=== DATA FOR PROCESSING ===

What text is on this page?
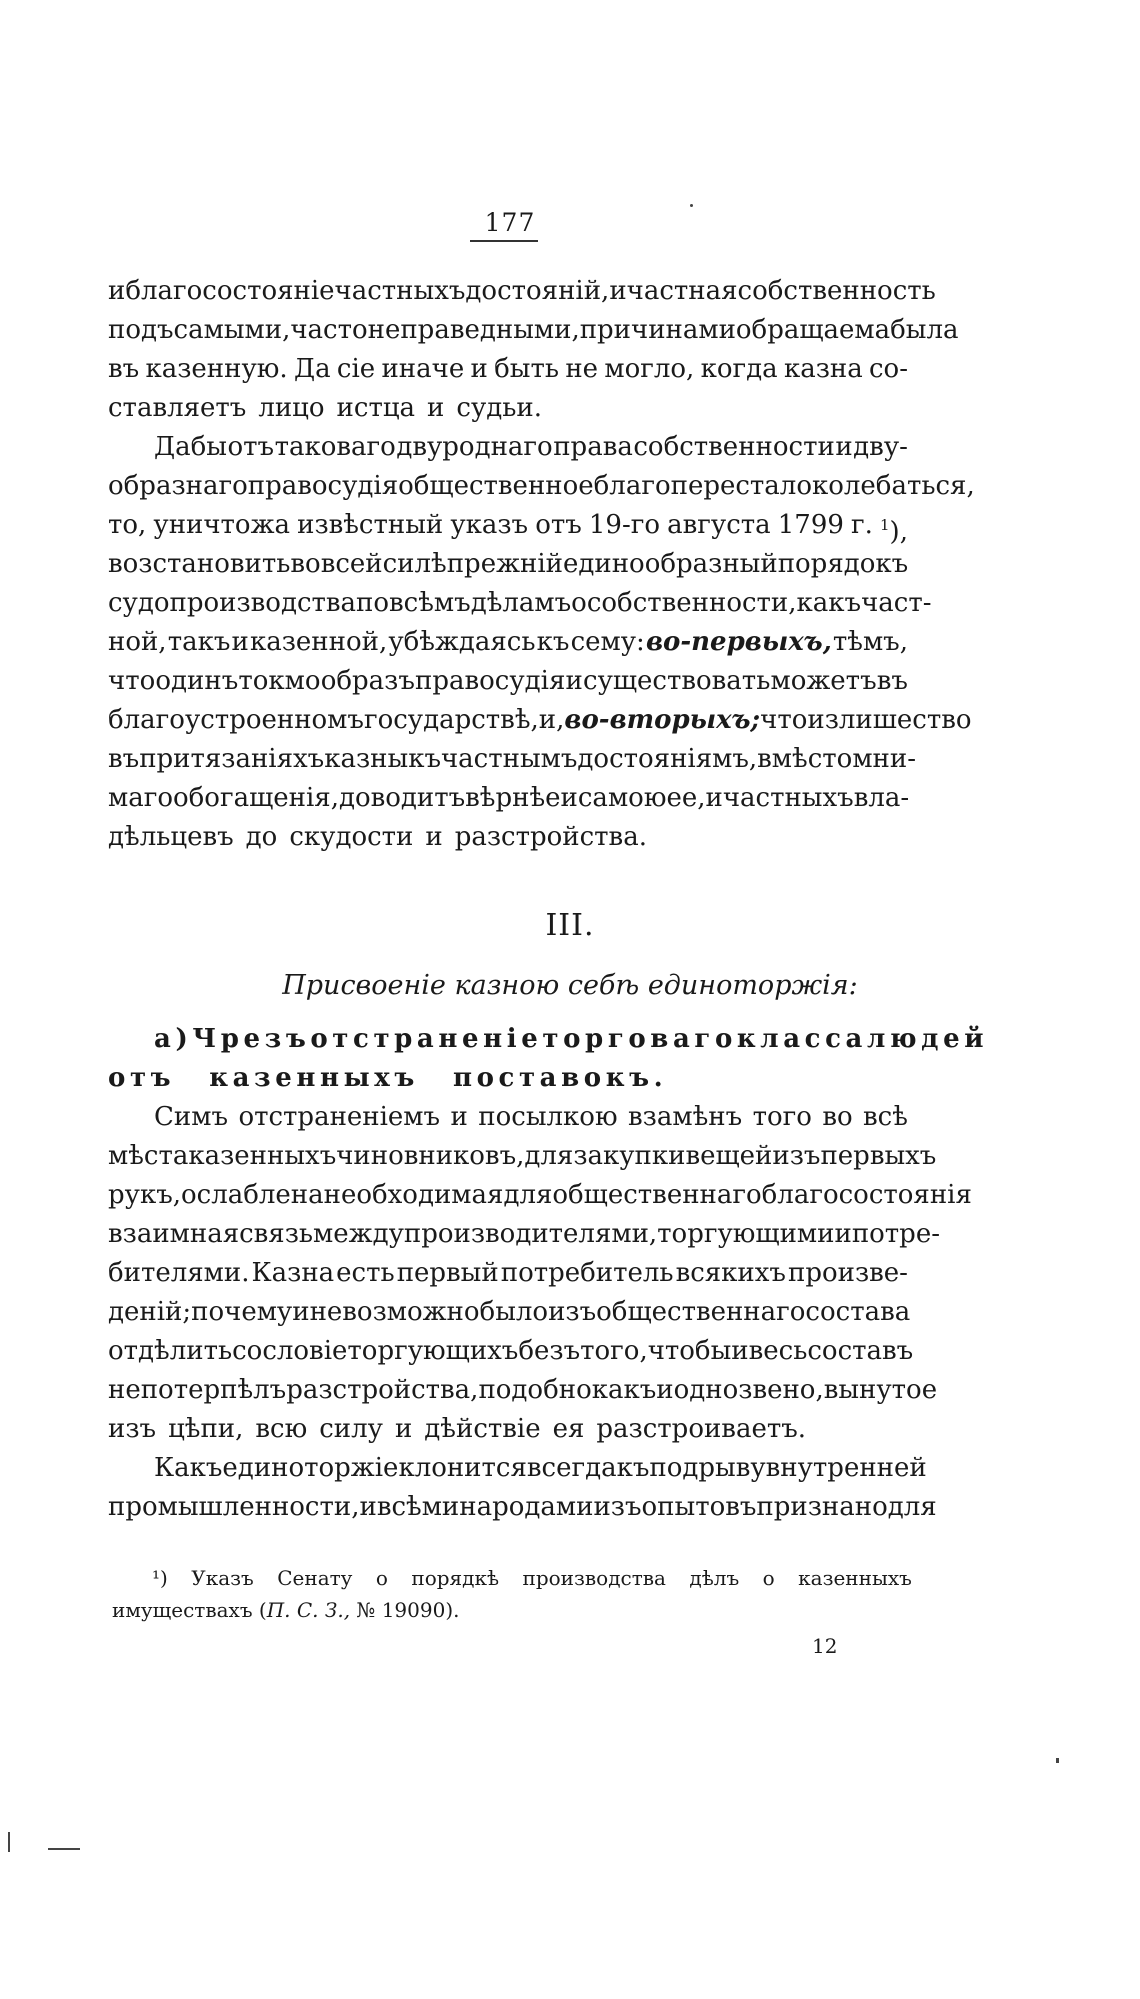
177
и благосостояніе частныхъ достояній, и частная собственность
подъ самыми, часто неправедными, причинами обращаема была
въ казенную. Да сіе иначе и быть не могло, когда казна со-
ставляетъ лицо истца и судьи.
Дабы отъ таковаго двуроднаго права собственности и дву-
образнаго правосудія общественное благо перестало колебаться,
то, уничтожа извѣстный указъ отъ 19-го августа 1799 г. $^1$),
возстановить во всей силѣ прежній единообразный порядокъ
судопроизводства по всѣмъ дѣламъ о собственности, какъ част-
ной, такъ и казенной, убѣждаясь къ сему: во-первыхъ, тѣмъ,
что одинъ токмо образъ правосудія и существовать можетъ въ
благоустроенномъ государствѣ, и, во-вторыхъ; что излишество
въ притязаніяхъ казны къ частнымъ достояніямъ, вмѣсто мни-
маго обогащенія, доводитъ вѣрнѣе и самою ее, и частныхъ вла-
дѣльцевъ до скудости и разстройства.
III.
Присвоеніе казною себѣ единоторжія:
а) Чрезъ отстраненіе торговаго класса людей
отъ казенныхъ поставокъ.
Симъ отстраненіемъ и посылкою взамѣнъ того во всѣ
мѣста казенныхъ чиновниковъ, для закупки вещей изъ первыхъ
рукъ, ослаблена необходимая для общественнаго благосостоянія
взаимная связь между производителями, торгующими и потре-
бителями. Казна есть первый потребитель всякихъ произве-
деній; почему и невозможно было изъ общественнаго состава
отдѣлить сословіе торгующихъ безъ того, чтобы и весь составъ
не потерпѣлъ разстройства, подобно какъ и одно звено, вынутое
изъ цѣпи, всю силу и дѣйствіе ея разстроиваетъ.
Какъ единоторжіе клонится всегда къ подрыву внутренней
промышленности, и всѣми народами изъ опытовъ признано для
¹) Указъ Сенату о порядкѣ производства дѣлъ о казенныхъ
имуществахъ ( П. С. З.,
№ 19090).
12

===

WHAT TO DO — Of all the lines in the listing above, how many contain the word "собственности"? Answer with the number alone.

COMPLETED TASK — 2